__TASK DESCRIPTION__: Produce an exact copy of all the records.
Start of DATA TO USE
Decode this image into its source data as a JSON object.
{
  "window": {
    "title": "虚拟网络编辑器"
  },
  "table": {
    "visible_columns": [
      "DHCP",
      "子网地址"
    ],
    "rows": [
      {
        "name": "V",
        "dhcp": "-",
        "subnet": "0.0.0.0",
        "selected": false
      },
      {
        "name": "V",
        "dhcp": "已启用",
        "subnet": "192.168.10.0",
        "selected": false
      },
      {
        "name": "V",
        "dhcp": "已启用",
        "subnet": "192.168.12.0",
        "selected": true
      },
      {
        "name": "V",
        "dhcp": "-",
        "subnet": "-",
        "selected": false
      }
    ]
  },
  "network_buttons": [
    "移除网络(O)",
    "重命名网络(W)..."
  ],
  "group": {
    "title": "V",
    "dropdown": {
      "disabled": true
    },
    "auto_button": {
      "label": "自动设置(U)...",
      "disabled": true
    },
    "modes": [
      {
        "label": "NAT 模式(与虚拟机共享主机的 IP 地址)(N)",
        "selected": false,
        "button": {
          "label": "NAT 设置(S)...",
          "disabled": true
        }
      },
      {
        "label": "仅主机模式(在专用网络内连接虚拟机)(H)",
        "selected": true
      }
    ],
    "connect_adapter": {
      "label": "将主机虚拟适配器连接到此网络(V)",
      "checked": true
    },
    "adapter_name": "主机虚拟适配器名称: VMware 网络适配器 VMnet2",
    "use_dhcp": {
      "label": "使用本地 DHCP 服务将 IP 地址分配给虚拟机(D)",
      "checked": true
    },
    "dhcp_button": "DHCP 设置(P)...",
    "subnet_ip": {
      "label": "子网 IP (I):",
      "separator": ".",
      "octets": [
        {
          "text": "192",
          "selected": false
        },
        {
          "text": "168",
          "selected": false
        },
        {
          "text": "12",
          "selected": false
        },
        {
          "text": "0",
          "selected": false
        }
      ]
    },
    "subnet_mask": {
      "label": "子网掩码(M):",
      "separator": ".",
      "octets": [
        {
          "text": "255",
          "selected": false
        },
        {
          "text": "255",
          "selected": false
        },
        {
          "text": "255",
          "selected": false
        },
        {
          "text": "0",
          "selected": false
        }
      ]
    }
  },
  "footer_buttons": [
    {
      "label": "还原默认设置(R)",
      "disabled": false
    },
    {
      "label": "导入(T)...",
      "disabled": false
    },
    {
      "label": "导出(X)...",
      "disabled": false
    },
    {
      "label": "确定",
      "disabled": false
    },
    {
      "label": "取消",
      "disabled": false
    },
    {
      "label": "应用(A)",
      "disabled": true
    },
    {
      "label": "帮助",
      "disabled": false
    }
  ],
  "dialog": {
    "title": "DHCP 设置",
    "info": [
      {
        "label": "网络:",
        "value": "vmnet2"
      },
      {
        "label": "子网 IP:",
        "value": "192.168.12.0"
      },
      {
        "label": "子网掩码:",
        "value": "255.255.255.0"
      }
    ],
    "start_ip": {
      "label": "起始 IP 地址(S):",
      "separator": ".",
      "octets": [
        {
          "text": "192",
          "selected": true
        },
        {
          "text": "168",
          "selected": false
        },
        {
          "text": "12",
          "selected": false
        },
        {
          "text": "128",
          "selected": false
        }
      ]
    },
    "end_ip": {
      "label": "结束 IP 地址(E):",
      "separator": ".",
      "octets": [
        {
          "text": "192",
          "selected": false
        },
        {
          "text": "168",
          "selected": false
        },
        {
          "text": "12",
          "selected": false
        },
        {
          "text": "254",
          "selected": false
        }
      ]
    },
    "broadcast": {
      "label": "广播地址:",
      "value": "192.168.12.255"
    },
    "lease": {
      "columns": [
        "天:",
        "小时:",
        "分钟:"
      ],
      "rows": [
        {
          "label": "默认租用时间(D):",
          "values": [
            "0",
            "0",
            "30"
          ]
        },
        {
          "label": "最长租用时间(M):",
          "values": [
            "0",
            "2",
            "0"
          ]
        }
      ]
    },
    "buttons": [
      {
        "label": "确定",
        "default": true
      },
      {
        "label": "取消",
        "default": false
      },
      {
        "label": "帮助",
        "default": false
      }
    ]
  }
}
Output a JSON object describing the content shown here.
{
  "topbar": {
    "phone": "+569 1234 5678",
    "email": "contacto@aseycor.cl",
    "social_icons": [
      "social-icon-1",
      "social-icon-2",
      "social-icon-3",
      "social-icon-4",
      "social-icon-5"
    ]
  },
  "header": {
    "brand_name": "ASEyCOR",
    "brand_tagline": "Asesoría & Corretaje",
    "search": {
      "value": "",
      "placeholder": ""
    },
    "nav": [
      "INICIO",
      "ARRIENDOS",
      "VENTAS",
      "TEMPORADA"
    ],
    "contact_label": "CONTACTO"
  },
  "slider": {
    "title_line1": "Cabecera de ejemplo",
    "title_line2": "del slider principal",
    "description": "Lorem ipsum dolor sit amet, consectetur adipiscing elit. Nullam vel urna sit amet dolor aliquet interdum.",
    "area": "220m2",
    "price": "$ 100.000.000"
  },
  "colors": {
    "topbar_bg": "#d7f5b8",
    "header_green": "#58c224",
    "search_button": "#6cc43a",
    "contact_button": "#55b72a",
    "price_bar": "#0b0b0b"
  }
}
End of DATA TO USE
__EXERCISE SOLUTION__:
Decode this image into its source data as a JSON object.
{
  "window": {
    "title": "虚拟网络编辑器"
  },
  "table": {
    "visible_columns": [
      "DHCP",
      "子网地址"
    ],
    "rows": [
      {
        "name": "V",
        "dhcp": "-",
        "subnet": "0.0.0.0",
        "selected": false
      },
      {
        "name": "V",
        "dhcp": "已启用",
        "subnet": "192.168.10.0",
        "selected": false
      },
      {
        "name": "V",
        "dhcp": "已启用",
        "subnet": "192.168.12.0",
        "selected": true
      },
      {
        "name": "V",
        "dhcp": "-",
        "subnet": "-",
        "selected": false
      }
    ]
  },
  "network_buttons": [
    "移除网络(O)",
    "重命名网络(W)..."
  ],
  "group": {
    "title": "V",
    "dropdown": {
      "disabled": true
    },
    "auto_button": {
      "label": "自动设置(U)...",
      "disabled": true
    },
    "modes": [
      {
        "label": "NAT 模式(与虚拟机共享主机的 IP 地址)(N)",
        "selected": false,
        "button": {
          "label": "NAT 设置(S)...",
          "disabled": true
        }
      },
      {
        "label": "仅主机模式(在专用网络内连接虚拟机)(H)",
        "selected": true
      }
    ],
    "connect_adapter": {
      "label": "将主机虚拟适配器连接到此网络(V)",
      "checked": true
    },
    "adapter_name": "主机虚拟适配器名称: VMware 网络适配器 VMnet2",
    "use_dhcp": {
      "label": "使用本地 DHCP 服务将 IP 地址分配给虚拟机(D)",
      "checked": true
    },
    "dhcp_button": "DHCP 设置(P)...",
    "subnet_ip": {
      "label": "子网 IP (I):",
      "separator": ".",
      "octets": [
        {
          "text": "192",
          "selected": false
        },
        {
          "text": "168",
          "selected": false
        },
        {
          "text": "12",
          "selected": false
        },
        {
          "text": "0",
          "selected": false
        }
      ]
    },
    "subnet_mask": {
      "label": "子网掩码(M):",
      "separator": ".",
      "octets": [
        {
          "text": "255",
          "selected": false
        },
        {
          "text": "255",
          "selected": false
        },
        {
          "text": "255",
          "selected": false
        },
        {
          "text": "0",
          "selected": false
        }
      ]
    }
  },
  "footer_buttons": [
    {
      "label": "还原默认设置(R)",
      "disabled": false
    },
    {
      "label": "导入(T)...",
      "disabled": false
    },
    {
      "label": "导出(X)...",
      "disabled": false
    },
    {
      "label": "确定",
      "disabled": false
    },
    {
      "label": "取消",
      "disabled": false
    },
    {
      "label": "应用(A)",
      "disabled": true
    },
    {
      "label": "帮助",
      "disabled": false
    }
  ],
  "dialog": {
    "title": "DHCP 设置",
    "info": [
      {
        "label": "网络:",
        "value": "vmnet2"
      },
      {
        "label": "子网 IP:",
        "value": "192.168.12.0"
      },
      {
        "label": "子网掩码:",
        "value": "255.255.255.0"
      }
    ],
    "start_ip": {
      "label": "起始 IP 地址(S):",
      "separator": ".",
      "octets": [
        {
          "text": "192",
          "selected": true
        },
        {
          "text": "168",
          "selected": false
        },
        {
          "text": "12",
          "selected": false
        },
        {
          "text": "128",
          "selected": false
        }
      ]
    },
    "end_ip": {
      "label": "结束 IP 地址(E):",
      "separator": ".",
      "octets": [
        {
          "text": "192",
          "selected": false
        },
        {
          "text": "168",
          "selected": false
        },
        {
          "text": "12",
          "selected": false
        },
        {
          "text": "254",
          "selected": false
        }
      ]
    },
    "broadcast": {
      "label": "广播地址:",
      "value": "192.168.12.255"
    },
    "lease": {
      "columns": [
        "天:",
        "小时:",
        "分钟:"
      ],
      "rows": [
        {
          "label": "默认租用时间(D):",
          "values": [
            "0",
            "0",
            "30"
          ]
        },
        {
          "label": "最长租用时间(M):",
          "values": [
            "0",
            "2",
            "0"
          ]
        }
      ]
    },
    "buttons": [
      {
        "label": "确定",
        "default": true
      },
      {
        "label": "取消",
        "default": false
      },
      {
        "label": "帮助",
        "default": false
      }
    ]
  }
}
Output a JSON object describing the content shown here.
{
  "topbar": {
    "phone": "+569 1234 5678",
    "email": "contacto@aseycor.cl",
    "social_icons": [
      "social-icon-1",
      "social-icon-2",
      "social-icon-3",
      "social-icon-4",
      "social-icon-5"
    ]
  },
  "header": {
    "brand_name": "ASEyCOR",
    "brand_tagline": "Asesoría & Corretaje",
    "search": {
      "value": "",
      "placeholder": ""
    },
    "nav": [
      "INICIO",
      "ARRIENDOS",
      "VENTAS",
      "TEMPORADA"
    ],
    "contact_label": "CONTACTO"
  },
  "slider": {
    "title_line1": "Cabecera de ejemplo",
    "title_line2": "del slider principal",
    "description": "Lorem ipsum dolor sit amet, consectetur adipiscing elit. Nullam vel urna sit amet dolor aliquet interdum.",
    "area": "220m2",
    "price": "$ 100.000.000"
  },
  "colors": {
    "topbar_bg": "#d7f5b8",
    "header_green": "#58c224",
    "search_button": "#6cc43a",
    "contact_button": "#55b72a",
    "price_bar": "#0b0b0b"
  }
}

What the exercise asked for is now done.